Start of SUPPLIED ENTRIES

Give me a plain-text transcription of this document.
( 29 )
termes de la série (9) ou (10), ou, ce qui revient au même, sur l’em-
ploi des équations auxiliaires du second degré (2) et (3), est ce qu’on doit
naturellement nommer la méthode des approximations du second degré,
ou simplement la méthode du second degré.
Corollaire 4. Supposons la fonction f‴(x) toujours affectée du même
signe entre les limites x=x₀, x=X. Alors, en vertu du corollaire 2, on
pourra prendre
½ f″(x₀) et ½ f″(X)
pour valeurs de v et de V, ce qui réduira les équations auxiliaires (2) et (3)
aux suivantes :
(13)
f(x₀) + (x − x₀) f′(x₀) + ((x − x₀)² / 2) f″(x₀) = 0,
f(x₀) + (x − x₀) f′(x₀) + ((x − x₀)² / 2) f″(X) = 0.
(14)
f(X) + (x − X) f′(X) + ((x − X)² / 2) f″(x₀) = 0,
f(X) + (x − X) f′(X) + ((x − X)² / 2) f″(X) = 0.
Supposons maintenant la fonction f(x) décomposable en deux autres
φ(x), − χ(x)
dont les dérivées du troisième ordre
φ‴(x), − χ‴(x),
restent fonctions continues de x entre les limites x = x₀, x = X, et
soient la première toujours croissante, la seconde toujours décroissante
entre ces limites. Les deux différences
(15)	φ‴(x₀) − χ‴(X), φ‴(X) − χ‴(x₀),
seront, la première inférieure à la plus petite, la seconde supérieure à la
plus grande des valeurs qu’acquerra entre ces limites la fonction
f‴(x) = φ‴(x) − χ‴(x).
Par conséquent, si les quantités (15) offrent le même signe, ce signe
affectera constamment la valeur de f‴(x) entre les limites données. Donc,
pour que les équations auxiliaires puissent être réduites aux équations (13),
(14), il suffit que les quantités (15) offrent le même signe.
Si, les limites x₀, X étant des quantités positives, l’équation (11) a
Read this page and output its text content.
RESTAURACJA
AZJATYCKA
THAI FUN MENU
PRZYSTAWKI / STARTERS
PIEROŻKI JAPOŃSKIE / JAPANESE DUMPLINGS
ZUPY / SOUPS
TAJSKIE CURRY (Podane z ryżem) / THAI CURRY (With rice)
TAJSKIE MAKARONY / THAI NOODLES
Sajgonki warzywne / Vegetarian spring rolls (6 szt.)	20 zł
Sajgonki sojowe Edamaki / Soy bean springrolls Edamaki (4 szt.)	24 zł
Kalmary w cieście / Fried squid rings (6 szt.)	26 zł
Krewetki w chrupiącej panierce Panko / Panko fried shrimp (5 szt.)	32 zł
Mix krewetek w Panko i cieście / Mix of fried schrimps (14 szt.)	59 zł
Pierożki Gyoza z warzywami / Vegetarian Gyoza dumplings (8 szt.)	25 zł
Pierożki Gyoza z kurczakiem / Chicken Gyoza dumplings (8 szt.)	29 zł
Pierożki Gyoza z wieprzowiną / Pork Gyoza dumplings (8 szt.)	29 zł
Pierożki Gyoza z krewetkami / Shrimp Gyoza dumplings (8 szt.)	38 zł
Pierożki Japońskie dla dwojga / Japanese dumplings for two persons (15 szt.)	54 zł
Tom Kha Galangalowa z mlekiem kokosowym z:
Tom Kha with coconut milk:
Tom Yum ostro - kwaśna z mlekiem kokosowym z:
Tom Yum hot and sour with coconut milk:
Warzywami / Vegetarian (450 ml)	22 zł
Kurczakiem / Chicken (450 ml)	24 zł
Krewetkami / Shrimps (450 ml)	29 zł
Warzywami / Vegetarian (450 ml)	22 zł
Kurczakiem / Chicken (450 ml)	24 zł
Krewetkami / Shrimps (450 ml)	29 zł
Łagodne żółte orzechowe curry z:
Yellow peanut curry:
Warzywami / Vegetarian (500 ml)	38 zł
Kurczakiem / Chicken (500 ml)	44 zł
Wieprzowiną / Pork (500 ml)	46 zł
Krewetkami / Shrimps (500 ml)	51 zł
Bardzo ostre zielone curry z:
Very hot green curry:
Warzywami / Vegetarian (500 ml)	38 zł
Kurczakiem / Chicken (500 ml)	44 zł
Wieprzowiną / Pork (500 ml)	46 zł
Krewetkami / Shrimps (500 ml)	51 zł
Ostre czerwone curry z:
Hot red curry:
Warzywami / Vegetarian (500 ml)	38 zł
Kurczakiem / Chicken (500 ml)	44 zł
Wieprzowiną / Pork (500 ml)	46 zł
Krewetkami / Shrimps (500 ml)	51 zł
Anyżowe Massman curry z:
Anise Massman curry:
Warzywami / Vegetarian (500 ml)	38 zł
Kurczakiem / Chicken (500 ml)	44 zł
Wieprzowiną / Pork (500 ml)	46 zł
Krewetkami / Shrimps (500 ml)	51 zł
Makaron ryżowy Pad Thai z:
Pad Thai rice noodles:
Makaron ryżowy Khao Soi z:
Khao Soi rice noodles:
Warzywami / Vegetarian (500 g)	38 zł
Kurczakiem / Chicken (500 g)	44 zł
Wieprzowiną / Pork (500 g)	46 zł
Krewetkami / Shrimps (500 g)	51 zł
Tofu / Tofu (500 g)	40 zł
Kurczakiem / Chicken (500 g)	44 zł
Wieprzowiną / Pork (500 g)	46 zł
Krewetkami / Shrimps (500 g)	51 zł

End of SUPPLIED ENTRIES

SET PROBLEM :: Quote each line of the listing above exactly.

FINISHED EXERCISE ::
Give me a plain-text transcription of this document.
( 29 )
termes de la série (9) ou (10), ou, ce qui revient au même, sur l’em-
ploi des équations auxiliaires du second degré (2) et (3), est ce qu’on doit
naturellement nommer la méthode des approximations du second degré,
ou simplement la méthode du second degré.
Corollaire 4. Supposons la fonction f‴(x) toujours affectée du même
signe entre les limites x=x₀, x=X. Alors, en vertu du corollaire 2, on
pourra prendre
½ f″(x₀) et ½ f″(X)
pour valeurs de v et de V, ce qui réduira les équations auxiliaires (2) et (3)
aux suivantes :
(13)
f(x₀) + (x − x₀) f′(x₀) + ((x − x₀)² / 2) f″(x₀) = 0,
f(x₀) + (x − x₀) f′(x₀) + ((x − x₀)² / 2) f″(X) = 0.
(14)
f(X) + (x − X) f′(X) + ((x − X)² / 2) f″(x₀) = 0,
f(X) + (x − X) f′(X) + ((x − X)² / 2) f″(X) = 0.
Supposons maintenant la fonction f(x) décomposable en deux autres
φ(x), − χ(x)
dont les dérivées du troisième ordre
φ‴(x), − χ‴(x),
restent fonctions continues de x entre les limites x = x₀, x = X, et
soient la première toujours croissante, la seconde toujours décroissante
entre ces limites. Les deux différences
(15)	φ‴(x₀) − χ‴(X), φ‴(X) − χ‴(x₀),
seront, la première inférieure à la plus petite, la seconde supérieure à la
plus grande des valeurs qu’acquerra entre ces limites la fonction
f‴(x) = φ‴(x) − χ‴(x).
Par conséquent, si les quantités (15) offrent le même signe, ce signe
affectera constamment la valeur de f‴(x) entre les limites données. Donc,
pour que les équations auxiliaires puissent être réduites aux équations (13),
(14), il suffit que les quantités (15) offrent le même signe.
Si, les limites x₀, X étant des quantités positives, l’équation (11) a
Read this page and output its text content.
RESTAURACJA
AZJATYCKA
THAI FUN MENU
PRZYSTAWKI / STARTERS
PIEROŻKI JAPOŃSKIE / JAPANESE DUMPLINGS
ZUPY / SOUPS
TAJSKIE CURRY (Podane z ryżem) / THAI CURRY (With rice)
TAJSKIE MAKARONY / THAI NOODLES
Sajgonki warzywne / Vegetarian spring rolls (6 szt.)	20 zł
Sajgonki sojowe Edamaki / Soy bean springrolls Edamaki (4 szt.)	24 zł
Kalmary w cieście / Fried squid rings (6 szt.)	26 zł
Krewetki w chrupiącej panierce Panko / Panko fried shrimp (5 szt.)	32 zł
Mix krewetek w Panko i cieście / Mix of fried schrimps (14 szt.)	59 zł
Pierożki Gyoza z warzywami / Vegetarian Gyoza dumplings (8 szt.)	25 zł
Pierożki Gyoza z kurczakiem / Chicken Gyoza dumplings (8 szt.)	29 zł
Pierożki Gyoza z wieprzowiną / Pork Gyoza dumplings (8 szt.)	29 zł
Pierożki Gyoza z krewetkami / Shrimp Gyoza dumplings (8 szt.)	38 zł
Pierożki Japońskie dla dwojga / Japanese dumplings for two persons (15 szt.)	54 zł
Tom Kha Galangalowa z mlekiem kokosowym z:
Tom Kha with coconut milk:
Tom Yum ostro - kwaśna z mlekiem kokosowym z:
Tom Yum hot and sour with coconut milk:
Warzywami / Vegetarian (450 ml)	22 zł
Kurczakiem / Chicken (450 ml)	24 zł
Krewetkami / Shrimps (450 ml)	29 zł
Warzywami / Vegetarian (450 ml)	22 zł
Kurczakiem / Chicken (450 ml)	24 zł
Krewetkami / Shrimps (450 ml)	29 zł
Łagodne żółte orzechowe curry z:
Yellow peanut curry:
Warzywami / Vegetarian (500 ml)	38 zł
Kurczakiem / Chicken (500 ml)	44 zł
Wieprzowiną / Pork (500 ml)	46 zł
Krewetkami / Shrimps (500 ml)	51 zł
Bardzo ostre zielone curry z:
Very hot green curry:
Warzywami / Vegetarian (500 ml)	38 zł
Kurczakiem / Chicken (500 ml)	44 zł
Wieprzowiną / Pork (500 ml)	46 zł
Krewetkami / Shrimps (500 ml)	51 zł
Ostre czerwone curry z:
Hot red curry:
Warzywami / Vegetarian (500 ml)	38 zł
Kurczakiem / Chicken (500 ml)	44 zł
Wieprzowiną / Pork (500 ml)	46 zł
Krewetkami / Shrimps (500 ml)	51 zł
Anyżowe Massman curry z:
Anise Massman curry:
Warzywami / Vegetarian (500 ml)	38 zł
Kurczakiem / Chicken (500 ml)	44 zł
Wieprzowiną / Pork (500 ml)	46 zł
Krewetkami / Shrimps (500 ml)	51 zł
Makaron ryżowy Pad Thai z:
Pad Thai rice noodles:
Makaron ryżowy Khao Soi z:
Khao Soi rice noodles:
Warzywami / Vegetarian (500 g)	38 zł
Kurczakiem / Chicken (500 g)	44 zł
Wieprzowiną / Pork (500 g)	46 zł
Krewetkami / Shrimps (500 g)	51 zł
Tofu / Tofu (500 g)	40 zł
Kurczakiem / Chicken (500 g)	44 zł
Wieprzowiną / Pork (500 g)	46 zł
Krewetkami / Shrimps (500 g)	51 zł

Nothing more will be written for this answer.